In the text below on ResiliArt and World Cultural Diversity Day, list every kind of place that it says still remains temporarily closed.

═══ TEXT UNDER STUDY ═══

The day for the online conversations happens to be the World Day for Cultural Diversity for Dialogue and Development. That is an important day and we must collectively encourage the need for cultural tolerance and inclusivity.

Contributions to ResiliArt and World Cultural Diversity Day

The Creative and Cultural sector including Tourism have not been immune to the effects of the COVID-19 Pandemic. Places of worship such as churches and mosques, theatres, museums, schools as well as places of entertainment still remain temporarily closed. Artistic performances including live shows have all been cancelled until further notice creating difficult situations for creative and cultural people. Globally, more than 80% of UNESCO World Heritage properties including those in Ghana have closed down[1], threatening the livelihoods of the local communities and cultural professionals. Currently, local artisans who ply their trade at tourism destination centres including tour guides have all been disengaged temporarily.

The Ghana Culture Forum with support from UNESCO and the National Commission on Culture is therefore organizing a discussion for sector practitioners and stakeholders in Ghana based on the global activity and campaign launched by UNESCO on April 15, 2020 on World Cultural Diversity Day, May 21, 2020.

The Ghana culture forum with support from UNESCO and the National Commission on culture held its annual Ghana Culture day celebrations on the 12th of March 2020.

═══ DATASET ═══

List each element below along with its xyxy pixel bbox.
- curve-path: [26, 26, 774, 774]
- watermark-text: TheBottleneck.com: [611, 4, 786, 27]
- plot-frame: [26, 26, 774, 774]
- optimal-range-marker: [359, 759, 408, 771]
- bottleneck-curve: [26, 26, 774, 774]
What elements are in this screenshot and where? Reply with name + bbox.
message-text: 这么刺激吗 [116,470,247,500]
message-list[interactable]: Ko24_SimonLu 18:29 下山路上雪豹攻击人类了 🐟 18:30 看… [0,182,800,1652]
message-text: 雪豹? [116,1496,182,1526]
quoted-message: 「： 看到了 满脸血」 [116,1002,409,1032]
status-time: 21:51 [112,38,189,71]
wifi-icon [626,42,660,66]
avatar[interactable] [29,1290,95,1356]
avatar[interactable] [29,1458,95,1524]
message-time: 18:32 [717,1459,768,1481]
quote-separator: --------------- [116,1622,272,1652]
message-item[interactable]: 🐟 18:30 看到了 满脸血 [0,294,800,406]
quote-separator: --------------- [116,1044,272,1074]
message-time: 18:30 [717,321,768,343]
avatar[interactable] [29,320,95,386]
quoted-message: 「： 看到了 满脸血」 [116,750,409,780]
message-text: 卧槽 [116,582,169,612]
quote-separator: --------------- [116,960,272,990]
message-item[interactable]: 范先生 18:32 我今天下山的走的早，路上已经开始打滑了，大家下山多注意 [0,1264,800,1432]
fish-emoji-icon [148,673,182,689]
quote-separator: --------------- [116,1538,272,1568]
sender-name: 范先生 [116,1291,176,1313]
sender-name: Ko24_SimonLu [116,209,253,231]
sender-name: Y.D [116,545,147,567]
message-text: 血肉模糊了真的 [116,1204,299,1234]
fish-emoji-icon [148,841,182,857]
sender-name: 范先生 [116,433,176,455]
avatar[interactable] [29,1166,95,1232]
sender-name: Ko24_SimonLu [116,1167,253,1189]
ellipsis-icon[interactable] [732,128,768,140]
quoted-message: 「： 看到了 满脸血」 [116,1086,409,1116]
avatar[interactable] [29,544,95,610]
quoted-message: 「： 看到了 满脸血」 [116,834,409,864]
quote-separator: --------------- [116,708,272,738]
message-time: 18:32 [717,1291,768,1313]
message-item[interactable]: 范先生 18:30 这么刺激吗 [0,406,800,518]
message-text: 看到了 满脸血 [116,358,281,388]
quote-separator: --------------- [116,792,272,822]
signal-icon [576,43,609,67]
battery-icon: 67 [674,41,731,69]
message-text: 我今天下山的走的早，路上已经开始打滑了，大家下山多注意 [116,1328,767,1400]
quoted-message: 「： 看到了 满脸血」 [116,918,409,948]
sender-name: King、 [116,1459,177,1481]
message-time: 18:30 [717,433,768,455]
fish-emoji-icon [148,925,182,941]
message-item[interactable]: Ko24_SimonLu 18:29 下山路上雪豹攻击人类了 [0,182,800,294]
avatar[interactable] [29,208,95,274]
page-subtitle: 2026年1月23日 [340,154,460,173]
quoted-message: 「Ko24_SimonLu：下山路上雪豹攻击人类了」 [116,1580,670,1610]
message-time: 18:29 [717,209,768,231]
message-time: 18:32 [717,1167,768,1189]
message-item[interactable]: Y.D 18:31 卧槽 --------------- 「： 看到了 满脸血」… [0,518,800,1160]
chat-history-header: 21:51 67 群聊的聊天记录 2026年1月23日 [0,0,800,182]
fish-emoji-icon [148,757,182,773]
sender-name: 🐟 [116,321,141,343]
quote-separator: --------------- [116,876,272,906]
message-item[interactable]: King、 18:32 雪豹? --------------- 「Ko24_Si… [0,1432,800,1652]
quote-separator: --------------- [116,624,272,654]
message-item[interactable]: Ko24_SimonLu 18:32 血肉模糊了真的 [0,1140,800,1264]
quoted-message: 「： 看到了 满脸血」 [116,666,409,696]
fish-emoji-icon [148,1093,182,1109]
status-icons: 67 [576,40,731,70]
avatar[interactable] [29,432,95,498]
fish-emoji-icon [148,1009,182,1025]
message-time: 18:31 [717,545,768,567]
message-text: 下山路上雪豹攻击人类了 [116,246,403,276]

═══

* [WRITTEN ANSWER]
- Places of worship, such as churches and mosques
- Theatres
- Museums
- Schools
- Places of entertainment